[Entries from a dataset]
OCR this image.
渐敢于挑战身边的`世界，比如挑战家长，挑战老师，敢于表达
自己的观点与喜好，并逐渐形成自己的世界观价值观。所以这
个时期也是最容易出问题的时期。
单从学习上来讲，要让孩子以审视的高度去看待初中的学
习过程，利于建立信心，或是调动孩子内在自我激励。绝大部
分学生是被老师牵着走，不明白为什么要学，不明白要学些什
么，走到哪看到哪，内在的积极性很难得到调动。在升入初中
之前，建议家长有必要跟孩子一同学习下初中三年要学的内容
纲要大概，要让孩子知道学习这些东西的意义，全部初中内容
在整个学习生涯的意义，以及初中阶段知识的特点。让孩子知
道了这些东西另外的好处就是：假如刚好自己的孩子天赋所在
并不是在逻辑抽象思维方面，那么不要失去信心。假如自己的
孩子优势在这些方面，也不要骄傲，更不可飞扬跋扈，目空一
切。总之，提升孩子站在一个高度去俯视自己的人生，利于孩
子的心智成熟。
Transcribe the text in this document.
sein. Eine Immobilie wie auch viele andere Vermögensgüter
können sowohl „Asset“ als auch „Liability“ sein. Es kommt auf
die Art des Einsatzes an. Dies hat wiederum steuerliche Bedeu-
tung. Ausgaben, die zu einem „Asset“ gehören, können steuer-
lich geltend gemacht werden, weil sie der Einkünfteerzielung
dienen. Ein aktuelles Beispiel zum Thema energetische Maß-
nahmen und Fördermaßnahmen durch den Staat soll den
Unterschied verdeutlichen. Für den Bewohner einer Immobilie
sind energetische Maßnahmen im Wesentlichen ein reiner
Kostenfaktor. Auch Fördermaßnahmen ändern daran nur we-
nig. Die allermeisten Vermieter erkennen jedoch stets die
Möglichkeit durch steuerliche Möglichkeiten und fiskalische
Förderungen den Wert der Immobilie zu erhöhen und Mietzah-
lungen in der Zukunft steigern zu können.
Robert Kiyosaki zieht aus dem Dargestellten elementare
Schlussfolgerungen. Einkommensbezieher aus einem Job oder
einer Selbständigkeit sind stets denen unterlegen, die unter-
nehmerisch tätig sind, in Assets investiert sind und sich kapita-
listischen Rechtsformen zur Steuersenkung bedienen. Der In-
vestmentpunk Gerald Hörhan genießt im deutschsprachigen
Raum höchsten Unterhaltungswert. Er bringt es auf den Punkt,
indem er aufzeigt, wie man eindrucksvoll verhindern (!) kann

**Work to be completed**
Retype every entry above, word for word.

**Full answer**
OCR this image.
渐敢于挑战身边的`世界，比如挑战家长，挑战老师，敢于表达
自己的观点与喜好，并逐渐形成自己的世界观价值观。所以这
个时期也是最容易出问题的时期。
单从学习上来讲，要让孩子以审视的高度去看待初中的学
习过程，利于建立信心，或是调动孩子内在自我激励。绝大部
分学生是被老师牵着走，不明白为什么要学，不明白要学些什
么，走到哪看到哪，内在的积极性很难得到调动。在升入初中
之前，建议家长有必要跟孩子一同学习下初中三年要学的内容
纲要大概，要让孩子知道学习这些东西的意义，全部初中内容
在整个学习生涯的意义，以及初中阶段知识的特点。让孩子知
道了这些东西另外的好处就是：假如刚好自己的孩子天赋所在
并不是在逻辑抽象思维方面，那么不要失去信心。假如自己的
孩子优势在这些方面，也不要骄傲，更不可飞扬跋扈，目空一
切。总之，提升孩子站在一个高度去俯视自己的人生，利于孩
子的心智成熟。
Transcribe the text in this document.
sein. Eine Immobilie wie auch viele andere Vermögensgüter
können sowohl „Asset“ als auch „Liability“ sein. Es kommt auf
die Art des Einsatzes an. Dies hat wiederum steuerliche Bedeu-
tung. Ausgaben, die zu einem „Asset“ gehören, können steuer-
lich geltend gemacht werden, weil sie der Einkünfteerzielung
dienen. Ein aktuelles Beispiel zum Thema energetische Maß-
nahmen und Fördermaßnahmen durch den Staat soll den
Unterschied verdeutlichen. Für den Bewohner einer Immobilie
sind energetische Maßnahmen im Wesentlichen ein reiner
Kostenfaktor. Auch Fördermaßnahmen ändern daran nur we-
nig. Die allermeisten Vermieter erkennen jedoch stets die
Möglichkeit durch steuerliche Möglichkeiten und fiskalische
Förderungen den Wert der Immobilie zu erhöhen und Mietzah-
lungen in der Zukunft steigern zu können.
Robert Kiyosaki zieht aus dem Dargestellten elementare
Schlussfolgerungen. Einkommensbezieher aus einem Job oder
einer Selbständigkeit sind stets denen unterlegen, die unter-
nehmerisch tätig sind, in Assets investiert sind und sich kapita-
listischen Rechtsformen zur Steuersenkung bedienen. Der In-
vestmentpunk Gerald Hörhan genießt im deutschsprachigen
Raum höchsten Unterhaltungswert. Er bringt es auf den Punkt,
indem er aufzeigt, wie man eindrucksvoll verhindern (!) kann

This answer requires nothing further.